* **AIM**
Check each line of the listing for the string "JSON", count the lines that have it, and answer with that number only.

Figure collection entries
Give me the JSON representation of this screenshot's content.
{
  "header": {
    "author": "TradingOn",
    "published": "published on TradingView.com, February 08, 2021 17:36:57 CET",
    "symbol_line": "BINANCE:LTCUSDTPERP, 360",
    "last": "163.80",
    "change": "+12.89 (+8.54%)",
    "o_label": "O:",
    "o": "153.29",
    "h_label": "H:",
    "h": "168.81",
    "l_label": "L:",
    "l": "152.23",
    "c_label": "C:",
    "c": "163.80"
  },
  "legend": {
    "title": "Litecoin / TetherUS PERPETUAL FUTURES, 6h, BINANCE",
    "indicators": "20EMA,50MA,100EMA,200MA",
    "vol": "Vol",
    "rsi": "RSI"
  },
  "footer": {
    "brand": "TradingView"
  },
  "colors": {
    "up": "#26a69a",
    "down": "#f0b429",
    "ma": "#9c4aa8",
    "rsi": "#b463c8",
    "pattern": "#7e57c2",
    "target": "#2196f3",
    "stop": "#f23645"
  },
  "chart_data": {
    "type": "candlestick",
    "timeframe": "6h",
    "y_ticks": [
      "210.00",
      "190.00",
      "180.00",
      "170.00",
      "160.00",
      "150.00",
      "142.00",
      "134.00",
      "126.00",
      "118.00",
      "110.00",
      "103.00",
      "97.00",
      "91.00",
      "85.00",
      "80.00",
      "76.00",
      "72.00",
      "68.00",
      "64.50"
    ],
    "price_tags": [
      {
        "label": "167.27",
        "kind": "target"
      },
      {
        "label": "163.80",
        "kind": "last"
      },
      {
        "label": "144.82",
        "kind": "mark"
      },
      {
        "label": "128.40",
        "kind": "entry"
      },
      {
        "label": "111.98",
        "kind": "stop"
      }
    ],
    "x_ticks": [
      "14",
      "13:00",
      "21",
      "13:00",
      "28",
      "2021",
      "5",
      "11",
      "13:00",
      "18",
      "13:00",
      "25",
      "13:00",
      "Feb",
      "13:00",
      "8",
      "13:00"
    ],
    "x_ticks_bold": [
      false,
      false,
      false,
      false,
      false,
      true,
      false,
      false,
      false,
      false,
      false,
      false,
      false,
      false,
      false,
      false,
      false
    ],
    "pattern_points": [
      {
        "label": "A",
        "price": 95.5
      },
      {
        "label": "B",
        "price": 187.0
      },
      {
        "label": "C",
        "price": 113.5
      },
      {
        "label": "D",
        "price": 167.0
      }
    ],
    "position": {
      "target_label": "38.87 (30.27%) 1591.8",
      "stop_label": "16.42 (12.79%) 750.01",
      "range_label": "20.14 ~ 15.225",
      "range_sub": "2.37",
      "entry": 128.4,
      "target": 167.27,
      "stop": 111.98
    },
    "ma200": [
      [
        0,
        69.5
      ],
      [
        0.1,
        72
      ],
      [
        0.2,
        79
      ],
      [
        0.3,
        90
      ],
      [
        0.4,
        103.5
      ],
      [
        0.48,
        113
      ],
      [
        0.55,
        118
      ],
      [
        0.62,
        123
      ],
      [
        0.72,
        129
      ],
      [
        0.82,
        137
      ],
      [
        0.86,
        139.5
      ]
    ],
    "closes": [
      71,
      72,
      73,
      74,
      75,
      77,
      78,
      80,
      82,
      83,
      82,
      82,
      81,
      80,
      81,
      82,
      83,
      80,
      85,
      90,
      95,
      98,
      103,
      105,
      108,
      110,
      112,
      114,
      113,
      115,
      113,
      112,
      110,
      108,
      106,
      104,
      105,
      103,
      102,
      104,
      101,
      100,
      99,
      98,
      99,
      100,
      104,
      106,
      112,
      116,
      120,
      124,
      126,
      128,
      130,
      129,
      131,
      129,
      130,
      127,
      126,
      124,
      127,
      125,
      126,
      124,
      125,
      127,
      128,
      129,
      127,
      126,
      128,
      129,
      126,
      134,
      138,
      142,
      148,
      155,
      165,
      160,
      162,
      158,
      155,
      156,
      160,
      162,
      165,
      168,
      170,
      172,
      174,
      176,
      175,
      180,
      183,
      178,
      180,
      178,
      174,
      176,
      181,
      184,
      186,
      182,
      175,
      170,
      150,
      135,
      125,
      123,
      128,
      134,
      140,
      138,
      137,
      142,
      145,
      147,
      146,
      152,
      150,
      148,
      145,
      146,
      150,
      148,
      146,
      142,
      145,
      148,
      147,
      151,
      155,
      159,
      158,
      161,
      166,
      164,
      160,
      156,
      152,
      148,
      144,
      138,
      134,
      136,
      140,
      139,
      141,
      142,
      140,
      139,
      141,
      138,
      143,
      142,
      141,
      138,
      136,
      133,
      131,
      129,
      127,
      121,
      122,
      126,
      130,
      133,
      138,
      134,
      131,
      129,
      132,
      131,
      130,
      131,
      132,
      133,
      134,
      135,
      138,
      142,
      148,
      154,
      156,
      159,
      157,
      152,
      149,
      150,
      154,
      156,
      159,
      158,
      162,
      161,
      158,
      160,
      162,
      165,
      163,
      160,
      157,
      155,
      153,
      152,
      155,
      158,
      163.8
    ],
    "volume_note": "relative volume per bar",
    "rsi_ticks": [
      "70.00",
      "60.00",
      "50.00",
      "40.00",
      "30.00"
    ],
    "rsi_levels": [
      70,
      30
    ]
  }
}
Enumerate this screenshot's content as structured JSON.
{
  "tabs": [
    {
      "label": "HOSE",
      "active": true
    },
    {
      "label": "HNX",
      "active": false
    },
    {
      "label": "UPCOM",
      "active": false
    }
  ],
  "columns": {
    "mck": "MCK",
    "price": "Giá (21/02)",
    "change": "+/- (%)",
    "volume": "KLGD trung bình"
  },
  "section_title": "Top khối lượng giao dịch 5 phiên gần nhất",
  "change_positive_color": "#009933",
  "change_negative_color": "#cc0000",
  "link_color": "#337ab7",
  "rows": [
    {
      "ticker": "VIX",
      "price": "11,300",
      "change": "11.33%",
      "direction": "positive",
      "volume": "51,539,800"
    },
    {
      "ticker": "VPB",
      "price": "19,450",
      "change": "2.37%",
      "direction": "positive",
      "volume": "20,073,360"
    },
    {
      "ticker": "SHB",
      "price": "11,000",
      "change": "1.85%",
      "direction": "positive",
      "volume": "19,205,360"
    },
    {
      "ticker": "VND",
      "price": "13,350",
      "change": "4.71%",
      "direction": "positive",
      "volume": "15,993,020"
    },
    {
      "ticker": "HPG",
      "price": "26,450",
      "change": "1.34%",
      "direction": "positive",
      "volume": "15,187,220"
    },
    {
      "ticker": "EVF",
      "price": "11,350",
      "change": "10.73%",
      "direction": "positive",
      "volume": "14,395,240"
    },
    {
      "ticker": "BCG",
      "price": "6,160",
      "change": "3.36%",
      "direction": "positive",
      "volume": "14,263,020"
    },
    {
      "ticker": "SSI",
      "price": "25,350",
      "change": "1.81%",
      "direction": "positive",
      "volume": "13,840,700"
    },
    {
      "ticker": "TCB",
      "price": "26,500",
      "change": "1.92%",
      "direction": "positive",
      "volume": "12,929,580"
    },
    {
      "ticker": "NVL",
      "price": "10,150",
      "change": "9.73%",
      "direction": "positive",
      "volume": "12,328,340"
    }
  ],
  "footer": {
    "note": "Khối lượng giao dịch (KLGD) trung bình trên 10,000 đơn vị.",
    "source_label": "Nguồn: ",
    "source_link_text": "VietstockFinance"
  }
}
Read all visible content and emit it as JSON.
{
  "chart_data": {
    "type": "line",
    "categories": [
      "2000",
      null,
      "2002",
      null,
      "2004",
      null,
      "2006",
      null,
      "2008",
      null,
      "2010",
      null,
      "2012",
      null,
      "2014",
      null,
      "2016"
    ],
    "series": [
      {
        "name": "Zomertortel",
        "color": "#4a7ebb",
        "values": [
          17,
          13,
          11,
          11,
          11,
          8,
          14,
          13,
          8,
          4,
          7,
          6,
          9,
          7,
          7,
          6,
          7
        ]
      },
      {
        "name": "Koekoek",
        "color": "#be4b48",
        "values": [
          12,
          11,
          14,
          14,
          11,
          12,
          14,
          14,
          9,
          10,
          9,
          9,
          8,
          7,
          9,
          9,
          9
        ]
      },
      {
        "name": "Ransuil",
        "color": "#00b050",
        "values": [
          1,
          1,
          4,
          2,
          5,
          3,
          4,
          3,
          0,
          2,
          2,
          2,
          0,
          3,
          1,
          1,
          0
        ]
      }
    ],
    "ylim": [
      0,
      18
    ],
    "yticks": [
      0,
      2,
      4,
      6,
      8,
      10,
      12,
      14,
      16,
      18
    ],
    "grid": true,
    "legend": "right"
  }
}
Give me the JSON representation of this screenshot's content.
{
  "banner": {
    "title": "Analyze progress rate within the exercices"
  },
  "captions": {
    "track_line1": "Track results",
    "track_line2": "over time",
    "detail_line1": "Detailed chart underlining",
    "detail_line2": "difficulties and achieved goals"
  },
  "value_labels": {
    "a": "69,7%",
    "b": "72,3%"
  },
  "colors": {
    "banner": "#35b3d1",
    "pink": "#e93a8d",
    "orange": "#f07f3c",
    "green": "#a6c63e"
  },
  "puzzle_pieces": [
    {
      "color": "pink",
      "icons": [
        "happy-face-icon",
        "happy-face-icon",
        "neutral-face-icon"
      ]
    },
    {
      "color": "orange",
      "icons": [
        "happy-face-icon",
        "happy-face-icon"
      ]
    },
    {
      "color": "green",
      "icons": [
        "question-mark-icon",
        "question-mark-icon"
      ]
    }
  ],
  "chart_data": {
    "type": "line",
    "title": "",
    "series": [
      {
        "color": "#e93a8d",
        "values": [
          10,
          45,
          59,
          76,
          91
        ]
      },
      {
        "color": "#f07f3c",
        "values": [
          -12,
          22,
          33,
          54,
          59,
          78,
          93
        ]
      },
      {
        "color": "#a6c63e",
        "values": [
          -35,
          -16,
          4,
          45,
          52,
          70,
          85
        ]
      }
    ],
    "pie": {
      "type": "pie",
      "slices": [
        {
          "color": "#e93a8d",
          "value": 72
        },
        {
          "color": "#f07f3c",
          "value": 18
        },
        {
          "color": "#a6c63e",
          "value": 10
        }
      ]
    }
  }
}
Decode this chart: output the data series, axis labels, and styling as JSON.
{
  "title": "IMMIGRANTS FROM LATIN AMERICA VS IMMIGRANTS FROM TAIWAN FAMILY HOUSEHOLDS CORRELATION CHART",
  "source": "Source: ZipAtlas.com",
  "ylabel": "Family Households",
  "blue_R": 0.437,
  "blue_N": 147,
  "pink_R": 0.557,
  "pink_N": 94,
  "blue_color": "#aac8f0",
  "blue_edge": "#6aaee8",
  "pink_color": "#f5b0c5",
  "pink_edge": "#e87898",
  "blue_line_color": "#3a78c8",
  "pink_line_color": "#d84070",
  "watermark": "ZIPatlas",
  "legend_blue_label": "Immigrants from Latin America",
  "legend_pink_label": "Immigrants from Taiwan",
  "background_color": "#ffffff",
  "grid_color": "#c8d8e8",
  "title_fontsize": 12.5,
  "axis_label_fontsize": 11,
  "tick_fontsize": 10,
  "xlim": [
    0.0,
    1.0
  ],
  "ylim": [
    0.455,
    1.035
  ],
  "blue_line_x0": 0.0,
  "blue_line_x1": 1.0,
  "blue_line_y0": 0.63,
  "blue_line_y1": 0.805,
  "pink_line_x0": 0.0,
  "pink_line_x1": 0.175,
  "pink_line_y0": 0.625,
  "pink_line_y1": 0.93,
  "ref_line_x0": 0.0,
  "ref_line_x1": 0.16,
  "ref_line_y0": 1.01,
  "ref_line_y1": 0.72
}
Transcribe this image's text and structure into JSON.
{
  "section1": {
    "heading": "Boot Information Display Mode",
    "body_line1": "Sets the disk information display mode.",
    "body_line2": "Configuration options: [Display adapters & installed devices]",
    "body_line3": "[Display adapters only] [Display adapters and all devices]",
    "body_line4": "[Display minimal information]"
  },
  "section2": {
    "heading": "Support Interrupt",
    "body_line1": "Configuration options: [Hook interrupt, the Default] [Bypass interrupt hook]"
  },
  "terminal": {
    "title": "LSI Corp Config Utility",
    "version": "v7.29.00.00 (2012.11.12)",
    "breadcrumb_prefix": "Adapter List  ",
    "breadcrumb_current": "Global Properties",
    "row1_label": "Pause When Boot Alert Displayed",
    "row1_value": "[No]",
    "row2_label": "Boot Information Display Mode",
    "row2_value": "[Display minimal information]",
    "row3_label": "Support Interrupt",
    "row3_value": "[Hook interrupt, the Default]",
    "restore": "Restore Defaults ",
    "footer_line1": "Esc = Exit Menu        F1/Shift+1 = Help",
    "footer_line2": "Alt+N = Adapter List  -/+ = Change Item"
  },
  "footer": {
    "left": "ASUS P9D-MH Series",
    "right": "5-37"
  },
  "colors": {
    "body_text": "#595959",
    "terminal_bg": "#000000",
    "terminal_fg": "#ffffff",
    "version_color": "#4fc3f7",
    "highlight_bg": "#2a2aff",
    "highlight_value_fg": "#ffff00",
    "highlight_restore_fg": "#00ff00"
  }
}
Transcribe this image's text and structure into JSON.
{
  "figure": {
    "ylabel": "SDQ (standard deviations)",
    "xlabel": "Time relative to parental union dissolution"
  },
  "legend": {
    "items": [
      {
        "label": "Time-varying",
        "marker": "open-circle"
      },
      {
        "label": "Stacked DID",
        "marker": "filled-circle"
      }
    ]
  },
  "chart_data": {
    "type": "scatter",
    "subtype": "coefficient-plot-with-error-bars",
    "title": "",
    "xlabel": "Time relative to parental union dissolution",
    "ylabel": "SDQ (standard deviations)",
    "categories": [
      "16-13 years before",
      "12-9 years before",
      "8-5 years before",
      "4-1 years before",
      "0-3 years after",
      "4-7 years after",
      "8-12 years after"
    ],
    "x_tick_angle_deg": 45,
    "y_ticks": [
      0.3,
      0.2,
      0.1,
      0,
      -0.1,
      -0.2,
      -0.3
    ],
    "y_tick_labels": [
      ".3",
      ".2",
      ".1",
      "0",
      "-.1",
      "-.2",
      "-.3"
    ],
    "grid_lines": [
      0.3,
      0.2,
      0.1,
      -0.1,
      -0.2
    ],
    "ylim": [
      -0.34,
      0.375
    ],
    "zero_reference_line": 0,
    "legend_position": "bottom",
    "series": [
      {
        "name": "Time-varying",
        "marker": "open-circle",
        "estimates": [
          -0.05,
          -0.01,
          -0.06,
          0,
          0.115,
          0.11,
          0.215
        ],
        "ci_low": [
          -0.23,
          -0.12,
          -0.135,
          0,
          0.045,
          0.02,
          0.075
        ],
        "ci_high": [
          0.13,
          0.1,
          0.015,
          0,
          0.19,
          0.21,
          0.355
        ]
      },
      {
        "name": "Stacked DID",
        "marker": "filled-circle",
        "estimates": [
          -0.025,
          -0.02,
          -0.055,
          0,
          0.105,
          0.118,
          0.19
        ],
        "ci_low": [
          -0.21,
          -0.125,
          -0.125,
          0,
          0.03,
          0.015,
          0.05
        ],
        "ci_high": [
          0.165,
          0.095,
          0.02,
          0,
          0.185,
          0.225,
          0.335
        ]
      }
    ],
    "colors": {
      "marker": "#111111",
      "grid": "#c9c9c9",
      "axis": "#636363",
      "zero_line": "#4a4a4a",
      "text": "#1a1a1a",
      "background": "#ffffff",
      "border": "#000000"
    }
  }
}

* **RESULT OF THE TASK**
7